§ **PROBLEM STATEMENT**
Identify and pull out each line of the entries in which "image" occurs.

§ **MATERIAL PROVIDED**
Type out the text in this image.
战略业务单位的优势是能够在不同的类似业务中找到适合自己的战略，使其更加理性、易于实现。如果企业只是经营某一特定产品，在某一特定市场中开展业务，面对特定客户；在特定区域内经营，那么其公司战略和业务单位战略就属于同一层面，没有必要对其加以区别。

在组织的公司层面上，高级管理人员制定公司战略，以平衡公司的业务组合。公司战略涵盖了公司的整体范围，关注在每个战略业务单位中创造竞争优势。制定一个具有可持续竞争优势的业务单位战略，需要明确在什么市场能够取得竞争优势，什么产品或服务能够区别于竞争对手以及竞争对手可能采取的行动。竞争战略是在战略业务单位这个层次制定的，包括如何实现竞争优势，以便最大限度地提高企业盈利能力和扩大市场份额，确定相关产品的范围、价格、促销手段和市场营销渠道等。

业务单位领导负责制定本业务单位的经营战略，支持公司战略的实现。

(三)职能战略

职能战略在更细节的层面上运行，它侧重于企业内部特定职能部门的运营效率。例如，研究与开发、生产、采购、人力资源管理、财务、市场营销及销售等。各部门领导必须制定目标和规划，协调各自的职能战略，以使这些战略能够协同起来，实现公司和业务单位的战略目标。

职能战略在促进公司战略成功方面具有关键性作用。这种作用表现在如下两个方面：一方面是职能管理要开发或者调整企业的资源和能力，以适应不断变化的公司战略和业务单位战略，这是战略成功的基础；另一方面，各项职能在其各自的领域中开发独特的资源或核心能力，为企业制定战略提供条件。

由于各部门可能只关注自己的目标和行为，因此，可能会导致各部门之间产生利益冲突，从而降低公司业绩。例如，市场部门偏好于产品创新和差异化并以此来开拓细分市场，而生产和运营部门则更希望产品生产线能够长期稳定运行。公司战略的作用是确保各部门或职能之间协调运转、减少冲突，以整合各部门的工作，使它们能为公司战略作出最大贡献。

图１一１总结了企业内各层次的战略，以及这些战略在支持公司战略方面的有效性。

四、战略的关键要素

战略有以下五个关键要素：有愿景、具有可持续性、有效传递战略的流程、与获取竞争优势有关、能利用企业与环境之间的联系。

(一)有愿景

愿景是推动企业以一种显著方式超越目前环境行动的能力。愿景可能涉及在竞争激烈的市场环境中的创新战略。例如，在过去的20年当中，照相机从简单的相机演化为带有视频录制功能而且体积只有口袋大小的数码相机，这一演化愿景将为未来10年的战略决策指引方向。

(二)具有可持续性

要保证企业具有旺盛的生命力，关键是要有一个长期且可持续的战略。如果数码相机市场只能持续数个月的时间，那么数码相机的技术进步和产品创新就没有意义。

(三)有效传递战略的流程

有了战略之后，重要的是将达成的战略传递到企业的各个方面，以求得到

* * *

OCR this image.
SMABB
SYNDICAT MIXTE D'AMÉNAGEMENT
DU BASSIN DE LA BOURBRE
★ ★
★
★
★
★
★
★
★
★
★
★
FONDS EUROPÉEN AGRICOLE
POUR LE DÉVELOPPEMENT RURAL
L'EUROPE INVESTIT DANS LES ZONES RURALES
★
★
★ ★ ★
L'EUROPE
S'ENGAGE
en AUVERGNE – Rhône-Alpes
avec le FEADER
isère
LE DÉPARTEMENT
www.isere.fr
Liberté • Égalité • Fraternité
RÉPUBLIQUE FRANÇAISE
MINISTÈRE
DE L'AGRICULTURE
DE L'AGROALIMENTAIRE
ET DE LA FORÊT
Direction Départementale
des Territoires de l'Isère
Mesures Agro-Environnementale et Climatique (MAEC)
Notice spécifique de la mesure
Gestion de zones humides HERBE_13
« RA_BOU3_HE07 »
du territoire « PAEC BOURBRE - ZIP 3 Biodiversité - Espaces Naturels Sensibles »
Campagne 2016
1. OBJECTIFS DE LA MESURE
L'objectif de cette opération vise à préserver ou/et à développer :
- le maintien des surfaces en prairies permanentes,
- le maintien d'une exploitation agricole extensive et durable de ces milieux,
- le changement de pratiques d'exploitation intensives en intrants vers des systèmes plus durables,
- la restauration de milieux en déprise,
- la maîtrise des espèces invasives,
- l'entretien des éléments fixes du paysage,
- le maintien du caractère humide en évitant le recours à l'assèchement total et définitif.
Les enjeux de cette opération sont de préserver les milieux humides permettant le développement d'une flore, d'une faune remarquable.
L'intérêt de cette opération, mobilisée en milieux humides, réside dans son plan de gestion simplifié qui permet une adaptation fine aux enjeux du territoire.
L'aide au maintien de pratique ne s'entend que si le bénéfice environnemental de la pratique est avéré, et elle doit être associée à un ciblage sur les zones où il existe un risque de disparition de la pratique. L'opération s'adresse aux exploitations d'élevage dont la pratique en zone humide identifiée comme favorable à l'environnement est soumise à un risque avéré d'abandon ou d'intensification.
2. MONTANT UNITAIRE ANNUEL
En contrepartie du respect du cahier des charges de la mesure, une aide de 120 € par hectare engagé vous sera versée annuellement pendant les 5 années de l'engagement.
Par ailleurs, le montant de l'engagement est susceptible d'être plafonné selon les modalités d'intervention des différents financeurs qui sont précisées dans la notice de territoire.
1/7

§ **RESPONSE BELOW**
Type out the text in this image.
OCR this image.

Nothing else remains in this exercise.